[Extracted data entries]
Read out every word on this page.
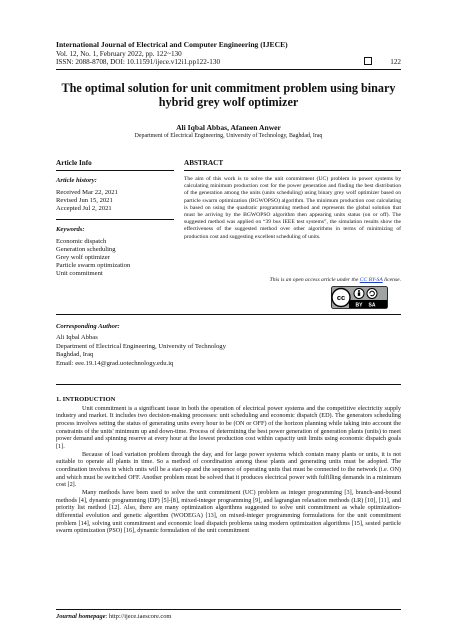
International Journal of Electrical and Computer Engineering (IJECE)
Vol. 12, No. 1, February 2022, pp. 122~130
ISSN: 2088-8708, DOI: 10.11591/ijece.v12i1.pp122-130	122
The optimal solution for unit commitment problem using binary
hybrid grey wolf optimizer
Ali Iqbal Abbas, Afaneen Anwer
Department of Electrical Engineering, University of Technology, Baghdad, Iraq
Article Info
Article history:
Received Mar 22, 2021
Revised Jun 15, 2021
Accepted Jul 2, 2021
Keywords:
Economic dispatch
Generation scheduling
Grey wolf optimizer
Particle swarm optimization
Unit commitment
ABSTRACT
The aim of this work is to solve the unit commitment (UC) problem in power systems by calculating minimum production cost for the power generation and finding the best distribution of the generation among the units (units scheduling) using binary grey wolf optimizer based on particle swarm optimization (BGWOPSO) algorithm. The minimum production cost calculating is based on using the quadratic programming method and represents the global solution that must be arriving by the BGWOPSO algorithm then appearing units status (on or off). The suggested method was applied on “39 bus IEEE test systems”, the simulation results show the effectiveness of the suggested method over other algorithms in terms of minimizing of production cost and suggesting excellent scheduling of units.
This is an open access article under the CC BY-SA license.
cc
BY SA
Corresponding Author:
Ali Iqbal Abbas
Department of Electrical Engineering, University of Technology
Baghdad, Iraq
Email: eee.19.14@grad.uotechnology.edu.iq
1. INTRODUCTION

Unit commitment is a significant issue in both the operation of electrical power systems and the competitive electricity supply industry and market. It includes two decision-making processes: unit scheduling and economic dispatch (ED). The generators scheduling process involves setting the status of generating units every hour to be (ON or OFF) of the horizon planning while taking into account the constraints of the units' minimum up and down-time. Process of determining the best power generation of generation plants (units) to meet power demand and spinning reserve at every hour at the lowest production cost within capacity unit limits using economic dispatch goals [1].

Because of load variation problem through the day, and for large power systems which contain many plants or units, it is not suitable to operate all plants in time. So a method of coordination among these plants and generating units must be adopted. The coordination involves in which units will be a start-up and the sequence of operating units that must be connected to the network (i.e. ON) and which must be switched OFF. Another problem must be solved that it produces electrical power with fulfilling demands in a minimum cost [2].

Many methods have been used to solve the unit commitment (UC) problem as integer programming [3], branch-and-bound methods [4], dynamic programming (DP) [5]-[8], mixed-integer programming [9], and lagrangian relaxation methods (LR) [10], [11], and priority list method [12]. Also, there are many optimization algorithms suggested to solve unit commitment as whale optimization-differential evolution and genetic algorithm (WODEGA) [13], on mixed-integer programming formulations for the unit commitment problem [14], solving unit commitment and economic load dispatch problems using modern optimization algorithms [15], sested particle swarm optimization (PSO) [16], dynamic formulation of the unit commitment

Journal homepage: http://ijece.iaescore.com
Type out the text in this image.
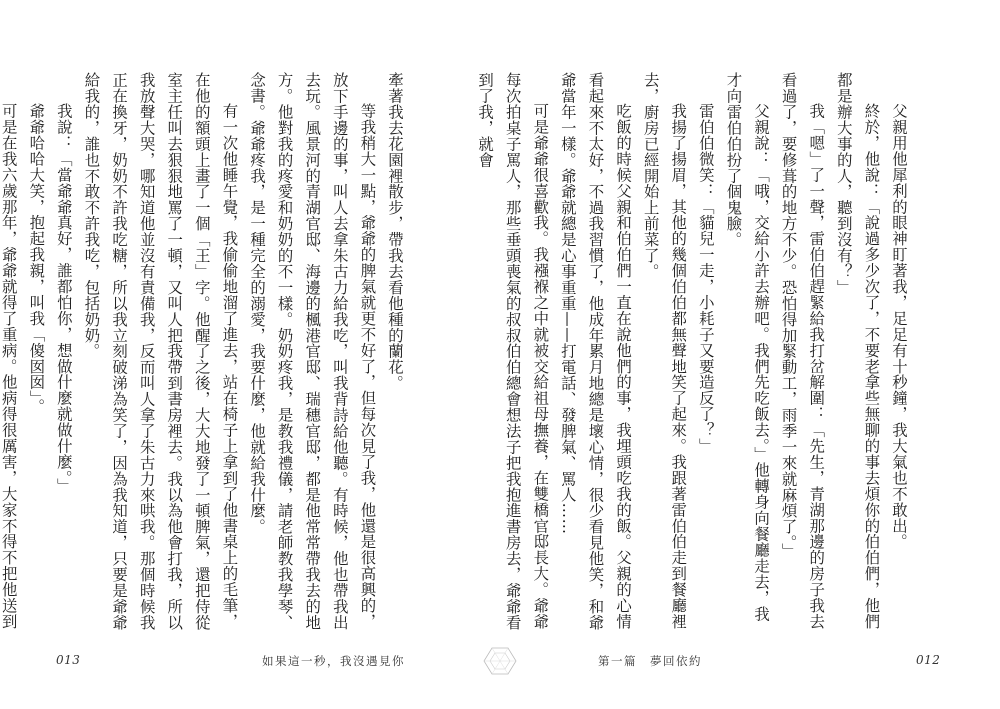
牽著我去花園裡散步，帶我去看他種的蘭花。

等我稍大一點，爺爺的脾氣就更不好了，但每次見了我，他還是很高興的，放下手邊的事，叫人去拿朱古力給我吃，叫我背詩給他聽。有時候，他也帶我出去玩。風景河的青湖官邸、海邊的楓港官邸、瑞穗官邸，都是他常常帶我去的地方。他對我的疼愛和奶奶的不一樣。奶奶疼我，是教我禮儀，請老師教我學琴、念書。爺爺疼我，是一種完全的溺愛，我要什麼，他就給我什麼。

有一次他睡午覺，我偷偷地溜了進去，站在椅子上拿到了他書桌上的毛筆，在他的額頭上畫了一個「王」字。他醒了之後，大大地發了一頓脾氣，還把侍從室主任叫去狠狠地罵了一頓，又叫人把我帶到書房裡去。我以為他會打我，所以我放聲大哭，哪知道他並沒有責備我，反而叫人拿了朱古力來哄我。那個時候我正在換牙，奶奶不許我吃糖，所以我立刻破涕為笑了，因為我知道，只要是爺爺給我的，誰也不敢不許我吃，包括奶奶。

我說：「當爺爺真好，誰都怕你，想做什麼就做什麼。」

爺爺哈哈大笑，抱起我親，叫我「傻囡囡」。

可是在我六歲那年，爺爺就得了重病。他病得很厲害，大家不得不把他送到

013	如果這一秒，我沒遇見你

父親用他犀利的眼神盯著我，足足有十秒鐘，我大氣也不敢出。

終於，他說：「說過多少次了，不要老拿些無聊的事去煩你的伯伯們，他們都是辦大事的人，聽到沒有？」

我「嗯」了一聲，雷伯伯趕緊給我打岔解圍：「先生，青湖那邊的房子我去看過了，要修葺的地方不少。恐怕得加緊動工，雨季一來就麻煩了。」

父親說：「哦，交給小許去辦吧。我們先吃飯去。」他轉身向餐廳走去，我才向雷伯伯扮了個鬼臉。

雷伯伯微笑：「貓兒一走，小耗子又要造反了？」

我揚了揚眉，其他的幾個伯伯都無聲地笑了起來。我跟著雷伯伯走到餐廳裡去，廚房已經開始上前菜了。

吃飯的時候父親和伯伯們一直在說他們的事，我埋頭吃我的飯。父親的心情看起來不太好，不過我習慣了，他成年累月地總是壞心情，很少看見他笑，和爺爺當年一樣。爺爺就總是心事重重——打電話、發脾氣、罵人……

可是爺爺很喜歡我。我襁褓之中就被交給祖母撫養，在雙橋官邸長大。爺爺每次拍桌子罵人，那些垂頭喪氣的叔叔伯伯總會想法子把我抱進書房去，爺爺看到了我，就會

第一篇　夢回依約	012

## PROBLEM TO WORK ON
Look through the entries above and report each line where the string "every" occurs.

## TASK ANSWER
Read out every word on this page.
Unit commitment is a significant issue in both the operation of electrical power systems and the competitive electricity supply industry and market. It includes two decision-making processes: unit scheduling and economic dispatch (ED). The generators scheduling process involves setting the status of generating units every hour to be (ON or OFF) of the horizon planning while taking into account the constraints of the units' minimum up and down-time. Process of determining the best power generation of generation plants (units) to meet power demand and spinning reserve at every hour at the lowest production cost within capacity unit limits using economic dispatch goals [1].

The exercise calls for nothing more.